Start of Entries shown

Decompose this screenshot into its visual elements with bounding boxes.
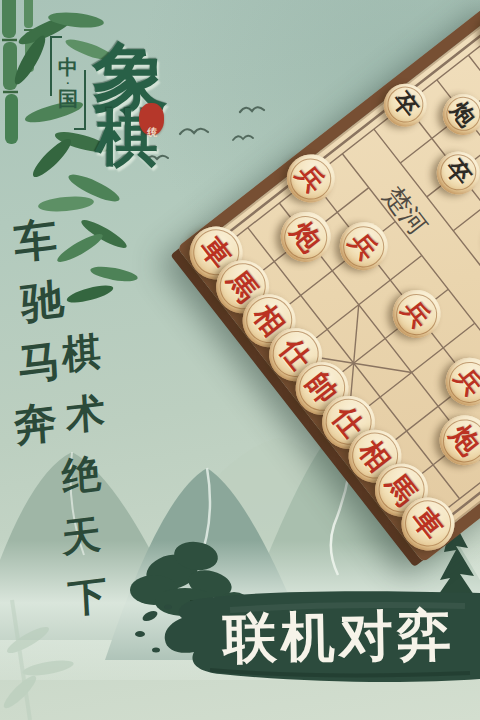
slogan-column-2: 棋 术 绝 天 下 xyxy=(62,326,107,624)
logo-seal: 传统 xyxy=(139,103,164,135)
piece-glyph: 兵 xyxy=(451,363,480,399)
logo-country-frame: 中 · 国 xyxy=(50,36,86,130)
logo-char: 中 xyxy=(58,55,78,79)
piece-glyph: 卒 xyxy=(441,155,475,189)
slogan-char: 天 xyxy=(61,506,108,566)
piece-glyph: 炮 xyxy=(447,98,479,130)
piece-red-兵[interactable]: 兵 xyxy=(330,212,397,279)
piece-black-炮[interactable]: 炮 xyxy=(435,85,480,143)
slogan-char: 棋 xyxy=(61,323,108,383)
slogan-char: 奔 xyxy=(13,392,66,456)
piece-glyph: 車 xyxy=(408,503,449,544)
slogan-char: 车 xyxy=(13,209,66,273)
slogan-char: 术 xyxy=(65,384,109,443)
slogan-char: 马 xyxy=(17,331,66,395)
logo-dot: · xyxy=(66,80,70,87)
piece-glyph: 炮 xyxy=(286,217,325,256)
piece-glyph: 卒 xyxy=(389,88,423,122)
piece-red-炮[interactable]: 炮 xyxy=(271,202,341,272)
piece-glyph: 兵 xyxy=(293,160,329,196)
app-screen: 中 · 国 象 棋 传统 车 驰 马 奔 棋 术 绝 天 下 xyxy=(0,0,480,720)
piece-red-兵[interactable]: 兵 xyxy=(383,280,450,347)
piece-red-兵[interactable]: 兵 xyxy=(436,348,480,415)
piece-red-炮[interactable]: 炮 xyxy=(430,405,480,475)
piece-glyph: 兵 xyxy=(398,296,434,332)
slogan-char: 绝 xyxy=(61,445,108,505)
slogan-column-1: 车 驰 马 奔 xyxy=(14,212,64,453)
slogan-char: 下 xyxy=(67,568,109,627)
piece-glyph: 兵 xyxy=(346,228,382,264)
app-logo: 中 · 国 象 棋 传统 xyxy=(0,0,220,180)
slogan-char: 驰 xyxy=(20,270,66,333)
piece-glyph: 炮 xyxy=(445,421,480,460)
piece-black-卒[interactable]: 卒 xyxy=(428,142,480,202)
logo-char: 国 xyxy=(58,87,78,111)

End of Entries shown

## [Your instructions]
Write out the records from the line that contains "slogan-column-2: 棋 术" up to and including the line that contains "piece-black-炮[interactable]: 炮 xyxy=(435,85,480,143)".

## [Solution for this task]
slogan-column-2: 棋 术 绝 天 下 xyxy=(62,326,107,624)
logo-seal: 传统 xyxy=(139,103,164,135)
piece-glyph: 兵 xyxy=(451,363,480,399)
logo-country-frame: 中 · 国 xyxy=(50,36,86,130)
logo-char: 中 xyxy=(58,55,78,79)
piece-glyph: 卒 xyxy=(441,155,475,189)
slogan-char: 天 xyxy=(61,506,108,566)
piece-glyph: 炮 xyxy=(447,98,479,130)
piece-red-兵[interactable]: 兵 xyxy=(330,212,397,279)
piece-black-炮[interactable]: 炮 xyxy=(435,85,480,143)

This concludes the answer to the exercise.